*Written task*
Repeat every one of the following lines verbatim, keeping them in their original order.

┌─ Records provided

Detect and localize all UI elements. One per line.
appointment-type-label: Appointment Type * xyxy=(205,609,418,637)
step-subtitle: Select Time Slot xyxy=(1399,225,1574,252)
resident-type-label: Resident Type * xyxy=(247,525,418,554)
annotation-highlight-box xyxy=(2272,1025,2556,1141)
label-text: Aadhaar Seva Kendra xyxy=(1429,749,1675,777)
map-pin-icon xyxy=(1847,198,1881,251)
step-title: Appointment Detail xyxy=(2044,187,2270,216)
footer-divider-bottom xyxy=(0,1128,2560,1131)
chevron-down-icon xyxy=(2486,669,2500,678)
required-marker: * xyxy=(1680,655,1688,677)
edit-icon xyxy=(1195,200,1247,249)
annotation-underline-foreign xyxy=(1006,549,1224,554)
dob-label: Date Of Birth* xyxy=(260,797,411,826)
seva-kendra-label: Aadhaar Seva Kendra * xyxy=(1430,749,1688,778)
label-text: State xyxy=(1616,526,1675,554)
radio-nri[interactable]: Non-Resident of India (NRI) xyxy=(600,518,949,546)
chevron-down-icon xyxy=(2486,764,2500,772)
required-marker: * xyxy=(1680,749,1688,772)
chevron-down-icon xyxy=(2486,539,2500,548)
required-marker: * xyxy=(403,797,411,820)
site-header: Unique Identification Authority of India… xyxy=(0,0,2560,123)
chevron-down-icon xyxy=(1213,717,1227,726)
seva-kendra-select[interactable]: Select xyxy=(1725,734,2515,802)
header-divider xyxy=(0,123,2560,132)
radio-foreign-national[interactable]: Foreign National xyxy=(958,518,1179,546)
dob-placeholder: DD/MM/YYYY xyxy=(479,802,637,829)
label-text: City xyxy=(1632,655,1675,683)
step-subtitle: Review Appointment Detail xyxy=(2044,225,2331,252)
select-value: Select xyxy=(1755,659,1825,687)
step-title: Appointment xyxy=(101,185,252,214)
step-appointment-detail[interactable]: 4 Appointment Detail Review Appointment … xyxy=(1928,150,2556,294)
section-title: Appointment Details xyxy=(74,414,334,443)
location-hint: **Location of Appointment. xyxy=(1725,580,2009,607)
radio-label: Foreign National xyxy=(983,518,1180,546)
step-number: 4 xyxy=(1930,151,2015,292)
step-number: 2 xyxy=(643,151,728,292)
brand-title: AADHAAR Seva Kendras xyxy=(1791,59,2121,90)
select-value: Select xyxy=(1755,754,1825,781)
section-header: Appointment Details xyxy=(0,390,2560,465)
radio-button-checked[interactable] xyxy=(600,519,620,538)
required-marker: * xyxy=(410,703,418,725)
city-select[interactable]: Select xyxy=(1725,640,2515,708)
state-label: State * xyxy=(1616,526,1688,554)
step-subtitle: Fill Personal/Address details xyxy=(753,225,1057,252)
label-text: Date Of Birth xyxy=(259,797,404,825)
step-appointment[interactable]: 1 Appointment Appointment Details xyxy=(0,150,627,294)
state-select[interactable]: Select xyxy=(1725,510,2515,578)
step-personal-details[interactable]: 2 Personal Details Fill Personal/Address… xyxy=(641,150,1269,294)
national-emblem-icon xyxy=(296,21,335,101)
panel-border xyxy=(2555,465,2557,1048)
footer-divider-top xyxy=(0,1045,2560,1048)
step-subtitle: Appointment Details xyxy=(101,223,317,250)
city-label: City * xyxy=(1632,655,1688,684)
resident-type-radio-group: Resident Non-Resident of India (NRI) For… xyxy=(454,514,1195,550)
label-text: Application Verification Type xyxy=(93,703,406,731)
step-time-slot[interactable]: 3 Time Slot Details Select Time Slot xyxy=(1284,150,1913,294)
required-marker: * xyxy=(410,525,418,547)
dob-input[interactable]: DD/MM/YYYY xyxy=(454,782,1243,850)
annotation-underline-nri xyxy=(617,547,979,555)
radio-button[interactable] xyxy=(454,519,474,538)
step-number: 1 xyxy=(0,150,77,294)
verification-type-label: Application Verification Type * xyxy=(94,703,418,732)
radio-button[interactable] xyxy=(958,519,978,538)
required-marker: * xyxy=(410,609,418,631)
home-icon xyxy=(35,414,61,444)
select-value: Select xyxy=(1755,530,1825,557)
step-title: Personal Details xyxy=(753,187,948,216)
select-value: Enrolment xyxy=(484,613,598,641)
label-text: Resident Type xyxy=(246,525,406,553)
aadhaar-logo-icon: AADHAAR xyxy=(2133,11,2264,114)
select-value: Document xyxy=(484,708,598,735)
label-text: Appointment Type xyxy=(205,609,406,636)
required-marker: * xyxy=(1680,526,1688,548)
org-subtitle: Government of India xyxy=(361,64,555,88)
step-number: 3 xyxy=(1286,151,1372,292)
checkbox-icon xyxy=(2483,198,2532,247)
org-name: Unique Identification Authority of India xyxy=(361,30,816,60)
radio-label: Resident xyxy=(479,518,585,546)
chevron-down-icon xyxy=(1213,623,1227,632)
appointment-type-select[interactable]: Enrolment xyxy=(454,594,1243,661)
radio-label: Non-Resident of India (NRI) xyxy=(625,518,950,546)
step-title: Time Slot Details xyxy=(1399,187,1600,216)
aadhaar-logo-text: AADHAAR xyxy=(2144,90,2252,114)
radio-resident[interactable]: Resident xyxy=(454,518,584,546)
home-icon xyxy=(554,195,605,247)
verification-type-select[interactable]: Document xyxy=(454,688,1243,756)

└─

*Exercise response*
Detect and localize all UI elements. One per line.
appointment-type-label: Appointment Type * xyxy=(205,609,418,637)
step-subtitle: Select Time Slot xyxy=(1399,225,1574,252)
resident-type-label: Resident Type * xyxy=(247,525,418,554)
annotation-highlight-box xyxy=(2272,1025,2556,1141)
label-text: Aadhaar Seva Kendra xyxy=(1429,749,1675,777)
map-pin-icon xyxy=(1847,198,1881,251)
step-title: Appointment Detail xyxy=(2044,187,2270,216)
footer-divider-bottom xyxy=(0,1128,2560,1131)
chevron-down-icon xyxy=(2486,669,2500,678)
required-marker: * xyxy=(1680,655,1688,677)
edit-icon xyxy=(1195,200,1247,249)
annotation-underline-foreign xyxy=(1006,549,1224,554)
dob-label: Date Of Birth* xyxy=(260,797,411,826)
seva-kendra-label: Aadhaar Seva Kendra * xyxy=(1430,749,1688,778)
label-text: State xyxy=(1616,526,1675,554)
radio-nri[interactable]: Non-Resident of India (NRI) xyxy=(600,518,949,546)
chevron-down-icon xyxy=(2486,764,2500,772)
required-marker: * xyxy=(1680,749,1688,772)
chevron-down-icon xyxy=(2486,539,2500,548)
required-marker: * xyxy=(403,797,411,820)
site-header: Unique Identification Authority of India… xyxy=(0,0,2560,123)
chevron-down-icon xyxy=(1213,717,1227,726)
seva-kendra-select[interactable]: Select xyxy=(1725,734,2515,802)
header-divider xyxy=(0,123,2560,132)
radio-foreign-national[interactable]: Foreign National xyxy=(958,518,1179,546)
dob-placeholder: DD/MM/YYYY xyxy=(479,802,637,829)
label-text: City xyxy=(1632,655,1675,683)
step-subtitle: Review Appointment Detail xyxy=(2044,225,2331,252)
select-value: Select xyxy=(1755,659,1825,687)
step-title: Appointment xyxy=(101,185,252,214)
step-appointment-detail[interactable]: 4 Appointment Detail Review Appointment … xyxy=(1928,150,2556,294)
section-title: Appointment Details xyxy=(74,414,334,443)
location-hint: **Location of Appointment. xyxy=(1725,580,2009,607)
radio-label: Foreign National xyxy=(983,518,1180,546)
step-number: 4 xyxy=(1930,151,2015,292)
step-number: 2 xyxy=(643,151,728,292)
brand-title: AADHAAR Seva Kendras xyxy=(1791,59,2121,90)
select-value: Select xyxy=(1755,754,1825,781)
section-header: Appointment Details xyxy=(0,390,2560,465)
radio-button-checked[interactable] xyxy=(600,519,620,538)
required-marker: * xyxy=(410,703,418,725)
city-select[interactable]: Select xyxy=(1725,640,2515,708)
state-label: State * xyxy=(1616,526,1688,554)
step-subtitle: Fill Personal/Address details xyxy=(753,225,1057,252)
label-text: Date Of Birth xyxy=(259,797,404,825)
step-appointment[interactable]: 1 Appointment Appointment Details xyxy=(0,150,627,294)
state-select[interactable]: Select xyxy=(1725,510,2515,578)
step-personal-details[interactable]: 2 Personal Details Fill Personal/Address… xyxy=(641,150,1269,294)
national-emblem-icon xyxy=(296,21,335,101)
panel-border xyxy=(2555,465,2557,1048)
footer-divider-top xyxy=(0,1045,2560,1048)
step-subtitle: Appointment Details xyxy=(101,223,317,250)
city-label: City * xyxy=(1632,655,1688,684)
resident-type-radio-group: Resident Non-Resident of India (NRI) For… xyxy=(454,514,1195,550)
label-text: Application Verification Type xyxy=(93,703,406,731)
step-time-slot[interactable]: 3 Time Slot Details Select Time Slot xyxy=(1284,150,1913,294)
required-marker: * xyxy=(410,525,418,547)
dob-input[interactable]: DD/MM/YYYY xyxy=(454,782,1243,850)
annotation-underline-nri xyxy=(617,547,979,555)
radio-button[interactable] xyxy=(454,519,474,538)
step-number: 1 xyxy=(0,150,77,294)
verification-type-label: Application Verification Type * xyxy=(94,703,418,732)
radio-button[interactable] xyxy=(958,519,978,538)
required-marker: * xyxy=(410,609,418,631)
home-icon xyxy=(35,414,61,444)
select-value: Select xyxy=(1755,530,1825,557)
step-title: Personal Details xyxy=(753,187,948,216)
select-value: Enrolment xyxy=(484,613,598,641)
label-text: Resident Type xyxy=(246,525,406,553)
aadhaar-logo-icon: AADHAAR xyxy=(2133,11,2264,114)
select-value: Document xyxy=(484,708,598,735)
label-text: Appointment Type xyxy=(205,609,406,636)
required-marker: * xyxy=(1680,526,1688,548)
org-subtitle: Government of India xyxy=(361,64,555,88)
step-number: 3 xyxy=(1286,151,1372,292)
checkbox-icon xyxy=(2483,198,2532,247)
org-name: Unique Identification Authority of India xyxy=(361,30,816,60)
radio-label: Resident xyxy=(479,518,585,546)
chevron-down-icon xyxy=(1213,623,1227,632)
appointment-type-select[interactable]: Enrolment xyxy=(454,594,1243,661)
radio-label: Non-Resident of India (NRI) xyxy=(625,518,950,546)
step-title: Time Slot Details xyxy=(1399,187,1600,216)
aadhaar-logo-text: AADHAAR xyxy=(2144,90,2252,114)
radio-resident[interactable]: Resident xyxy=(454,518,584,546)
home-icon xyxy=(554,195,605,247)
verification-type-select[interactable]: Document xyxy=(454,688,1243,756)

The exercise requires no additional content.